What to produce:
Identify each line below containing the string "Unabsorbed" and copy it.

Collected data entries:

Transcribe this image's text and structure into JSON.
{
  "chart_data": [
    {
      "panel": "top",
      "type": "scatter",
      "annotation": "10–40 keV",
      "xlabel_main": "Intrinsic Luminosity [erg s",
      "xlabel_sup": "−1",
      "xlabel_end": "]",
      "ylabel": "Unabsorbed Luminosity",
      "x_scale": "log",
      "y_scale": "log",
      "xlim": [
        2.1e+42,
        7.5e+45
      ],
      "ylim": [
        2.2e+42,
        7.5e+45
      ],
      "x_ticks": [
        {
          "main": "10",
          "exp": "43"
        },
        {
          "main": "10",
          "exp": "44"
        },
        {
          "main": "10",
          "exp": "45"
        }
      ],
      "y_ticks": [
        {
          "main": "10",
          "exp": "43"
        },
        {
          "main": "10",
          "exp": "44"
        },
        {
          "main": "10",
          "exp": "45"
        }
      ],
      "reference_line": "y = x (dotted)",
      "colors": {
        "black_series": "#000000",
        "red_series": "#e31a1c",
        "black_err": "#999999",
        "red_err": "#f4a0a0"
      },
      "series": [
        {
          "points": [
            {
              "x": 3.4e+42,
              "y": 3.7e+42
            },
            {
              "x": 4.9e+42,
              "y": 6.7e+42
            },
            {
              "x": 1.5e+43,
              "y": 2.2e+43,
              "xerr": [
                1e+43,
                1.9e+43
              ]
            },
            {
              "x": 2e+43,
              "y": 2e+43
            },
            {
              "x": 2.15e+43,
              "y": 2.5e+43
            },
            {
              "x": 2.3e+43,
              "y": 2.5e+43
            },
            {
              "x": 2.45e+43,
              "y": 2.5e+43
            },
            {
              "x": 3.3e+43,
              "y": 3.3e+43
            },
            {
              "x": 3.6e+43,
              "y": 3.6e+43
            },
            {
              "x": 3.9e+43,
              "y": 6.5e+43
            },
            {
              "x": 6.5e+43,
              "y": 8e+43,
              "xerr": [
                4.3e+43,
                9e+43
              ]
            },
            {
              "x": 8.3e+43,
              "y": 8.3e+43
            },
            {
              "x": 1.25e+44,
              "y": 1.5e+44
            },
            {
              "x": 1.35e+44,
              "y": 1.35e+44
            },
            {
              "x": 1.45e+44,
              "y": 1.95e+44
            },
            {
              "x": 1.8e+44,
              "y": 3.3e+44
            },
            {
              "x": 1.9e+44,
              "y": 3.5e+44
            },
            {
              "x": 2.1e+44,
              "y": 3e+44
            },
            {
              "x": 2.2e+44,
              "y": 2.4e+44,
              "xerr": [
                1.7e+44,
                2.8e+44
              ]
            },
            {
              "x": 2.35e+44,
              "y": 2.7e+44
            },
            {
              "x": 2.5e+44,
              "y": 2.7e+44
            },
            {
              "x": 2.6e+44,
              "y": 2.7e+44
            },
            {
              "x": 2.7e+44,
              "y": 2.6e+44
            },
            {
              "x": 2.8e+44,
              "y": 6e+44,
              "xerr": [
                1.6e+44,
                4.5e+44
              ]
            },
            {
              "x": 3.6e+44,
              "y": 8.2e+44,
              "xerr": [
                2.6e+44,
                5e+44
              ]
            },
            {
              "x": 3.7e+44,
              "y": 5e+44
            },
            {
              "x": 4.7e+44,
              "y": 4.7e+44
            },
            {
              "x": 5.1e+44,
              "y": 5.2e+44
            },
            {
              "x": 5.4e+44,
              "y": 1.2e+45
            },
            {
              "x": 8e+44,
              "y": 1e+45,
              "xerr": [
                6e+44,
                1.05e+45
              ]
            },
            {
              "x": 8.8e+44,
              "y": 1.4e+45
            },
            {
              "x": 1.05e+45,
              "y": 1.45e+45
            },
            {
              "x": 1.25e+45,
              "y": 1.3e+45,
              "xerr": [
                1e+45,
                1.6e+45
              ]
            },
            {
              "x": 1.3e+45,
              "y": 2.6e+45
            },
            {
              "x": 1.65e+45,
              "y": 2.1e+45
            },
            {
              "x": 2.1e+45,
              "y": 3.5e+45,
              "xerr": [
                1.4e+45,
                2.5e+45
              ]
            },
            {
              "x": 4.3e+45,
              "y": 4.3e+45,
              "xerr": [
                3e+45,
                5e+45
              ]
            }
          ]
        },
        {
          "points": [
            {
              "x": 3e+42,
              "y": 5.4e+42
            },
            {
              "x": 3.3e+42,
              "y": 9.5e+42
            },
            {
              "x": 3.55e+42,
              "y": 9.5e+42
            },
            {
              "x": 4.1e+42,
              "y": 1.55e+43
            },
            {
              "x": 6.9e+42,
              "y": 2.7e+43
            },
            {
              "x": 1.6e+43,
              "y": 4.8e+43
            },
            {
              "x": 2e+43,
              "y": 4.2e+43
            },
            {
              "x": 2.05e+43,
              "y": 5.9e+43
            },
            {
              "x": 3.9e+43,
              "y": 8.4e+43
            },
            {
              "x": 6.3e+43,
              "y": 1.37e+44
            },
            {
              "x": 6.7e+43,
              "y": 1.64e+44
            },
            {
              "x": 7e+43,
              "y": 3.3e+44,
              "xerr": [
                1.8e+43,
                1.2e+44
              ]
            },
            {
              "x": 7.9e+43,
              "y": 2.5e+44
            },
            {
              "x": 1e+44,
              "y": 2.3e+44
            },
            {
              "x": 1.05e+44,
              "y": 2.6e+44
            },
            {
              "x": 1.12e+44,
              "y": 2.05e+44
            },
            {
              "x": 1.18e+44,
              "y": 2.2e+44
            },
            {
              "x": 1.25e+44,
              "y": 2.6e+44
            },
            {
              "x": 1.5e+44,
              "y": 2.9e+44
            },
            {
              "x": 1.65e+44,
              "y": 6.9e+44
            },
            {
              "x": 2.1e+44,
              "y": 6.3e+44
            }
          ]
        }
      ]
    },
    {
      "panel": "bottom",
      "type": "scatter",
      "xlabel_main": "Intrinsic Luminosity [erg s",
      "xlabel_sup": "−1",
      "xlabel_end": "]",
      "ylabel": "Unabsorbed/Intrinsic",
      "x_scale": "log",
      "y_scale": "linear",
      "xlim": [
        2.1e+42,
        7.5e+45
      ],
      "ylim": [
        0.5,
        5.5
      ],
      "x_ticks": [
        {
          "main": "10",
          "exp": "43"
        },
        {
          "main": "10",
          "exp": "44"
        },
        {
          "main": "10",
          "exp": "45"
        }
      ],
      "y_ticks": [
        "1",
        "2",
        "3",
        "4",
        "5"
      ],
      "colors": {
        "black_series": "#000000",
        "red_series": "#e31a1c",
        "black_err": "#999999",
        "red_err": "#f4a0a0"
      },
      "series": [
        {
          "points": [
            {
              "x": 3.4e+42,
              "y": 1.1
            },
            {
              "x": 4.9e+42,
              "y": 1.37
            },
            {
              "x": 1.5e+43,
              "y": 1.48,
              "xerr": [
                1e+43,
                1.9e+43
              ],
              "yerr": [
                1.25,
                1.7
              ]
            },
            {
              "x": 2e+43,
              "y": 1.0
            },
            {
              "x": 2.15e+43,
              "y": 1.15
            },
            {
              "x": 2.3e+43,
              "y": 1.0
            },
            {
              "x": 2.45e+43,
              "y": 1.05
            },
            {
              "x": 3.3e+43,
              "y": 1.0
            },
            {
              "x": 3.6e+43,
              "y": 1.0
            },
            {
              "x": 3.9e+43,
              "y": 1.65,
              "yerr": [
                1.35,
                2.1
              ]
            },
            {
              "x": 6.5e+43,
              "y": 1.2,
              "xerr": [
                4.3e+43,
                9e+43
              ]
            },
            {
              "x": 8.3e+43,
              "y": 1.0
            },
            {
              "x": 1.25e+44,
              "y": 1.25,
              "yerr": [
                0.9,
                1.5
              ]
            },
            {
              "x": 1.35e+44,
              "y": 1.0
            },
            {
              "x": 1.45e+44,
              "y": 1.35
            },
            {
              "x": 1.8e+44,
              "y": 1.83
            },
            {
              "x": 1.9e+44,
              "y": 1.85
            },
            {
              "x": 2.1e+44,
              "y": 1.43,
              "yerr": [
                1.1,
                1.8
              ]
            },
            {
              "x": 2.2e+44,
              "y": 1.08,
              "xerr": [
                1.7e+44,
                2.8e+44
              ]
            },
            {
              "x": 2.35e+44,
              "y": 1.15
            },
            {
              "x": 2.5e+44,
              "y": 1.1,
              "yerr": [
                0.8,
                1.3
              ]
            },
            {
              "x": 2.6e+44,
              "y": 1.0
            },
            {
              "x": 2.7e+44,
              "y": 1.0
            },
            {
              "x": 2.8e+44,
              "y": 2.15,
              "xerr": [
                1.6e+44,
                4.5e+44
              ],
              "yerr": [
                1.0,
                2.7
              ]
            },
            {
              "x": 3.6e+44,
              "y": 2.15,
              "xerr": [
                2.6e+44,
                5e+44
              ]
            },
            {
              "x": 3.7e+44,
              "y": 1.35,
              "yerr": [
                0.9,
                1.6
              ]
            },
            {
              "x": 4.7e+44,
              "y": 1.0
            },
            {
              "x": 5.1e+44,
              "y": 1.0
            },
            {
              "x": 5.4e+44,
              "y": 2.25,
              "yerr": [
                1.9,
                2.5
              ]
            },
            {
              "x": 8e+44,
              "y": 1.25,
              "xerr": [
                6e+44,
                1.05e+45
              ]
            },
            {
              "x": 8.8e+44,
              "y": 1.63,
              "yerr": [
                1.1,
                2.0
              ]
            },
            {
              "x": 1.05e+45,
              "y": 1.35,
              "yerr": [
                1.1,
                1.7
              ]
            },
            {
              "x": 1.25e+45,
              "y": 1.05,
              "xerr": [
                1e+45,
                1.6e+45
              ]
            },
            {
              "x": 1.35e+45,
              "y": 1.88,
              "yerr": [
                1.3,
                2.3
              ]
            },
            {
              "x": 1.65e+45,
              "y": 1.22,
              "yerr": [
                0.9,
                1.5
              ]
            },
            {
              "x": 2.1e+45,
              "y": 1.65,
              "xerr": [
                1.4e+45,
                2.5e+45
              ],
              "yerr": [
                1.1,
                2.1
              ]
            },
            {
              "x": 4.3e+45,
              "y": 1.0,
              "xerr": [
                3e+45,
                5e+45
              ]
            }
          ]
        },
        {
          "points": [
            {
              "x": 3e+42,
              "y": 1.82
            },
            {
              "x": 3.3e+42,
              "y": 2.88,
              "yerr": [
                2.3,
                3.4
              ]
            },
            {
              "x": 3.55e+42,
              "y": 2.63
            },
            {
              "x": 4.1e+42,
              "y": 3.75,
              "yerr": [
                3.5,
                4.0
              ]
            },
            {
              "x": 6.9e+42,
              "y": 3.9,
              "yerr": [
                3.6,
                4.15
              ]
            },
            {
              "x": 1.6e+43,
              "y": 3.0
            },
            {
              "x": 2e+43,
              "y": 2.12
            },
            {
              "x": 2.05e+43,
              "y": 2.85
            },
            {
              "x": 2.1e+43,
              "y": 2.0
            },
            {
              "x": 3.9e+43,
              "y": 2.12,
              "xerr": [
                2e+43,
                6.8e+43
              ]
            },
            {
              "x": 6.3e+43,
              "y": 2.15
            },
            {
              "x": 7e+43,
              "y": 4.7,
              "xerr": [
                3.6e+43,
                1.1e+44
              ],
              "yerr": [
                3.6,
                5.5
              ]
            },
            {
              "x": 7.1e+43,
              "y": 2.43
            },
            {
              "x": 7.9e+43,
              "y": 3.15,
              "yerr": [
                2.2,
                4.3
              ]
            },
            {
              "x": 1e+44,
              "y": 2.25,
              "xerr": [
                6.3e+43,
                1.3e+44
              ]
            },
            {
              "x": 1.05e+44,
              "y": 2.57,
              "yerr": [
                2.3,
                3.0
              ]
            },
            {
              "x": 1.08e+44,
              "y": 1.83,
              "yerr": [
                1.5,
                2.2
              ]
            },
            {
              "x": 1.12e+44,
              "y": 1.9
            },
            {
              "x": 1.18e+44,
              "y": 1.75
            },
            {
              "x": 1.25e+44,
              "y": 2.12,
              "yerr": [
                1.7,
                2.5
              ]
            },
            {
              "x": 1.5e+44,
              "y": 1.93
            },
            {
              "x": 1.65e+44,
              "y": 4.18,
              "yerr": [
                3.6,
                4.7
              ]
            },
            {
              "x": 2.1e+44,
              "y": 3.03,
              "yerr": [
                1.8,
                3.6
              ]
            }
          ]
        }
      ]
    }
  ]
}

The output:
      "ylabel": "Unabsorbed Luminosity",
      "ylabel": "Unabsorbed/Intrinsic",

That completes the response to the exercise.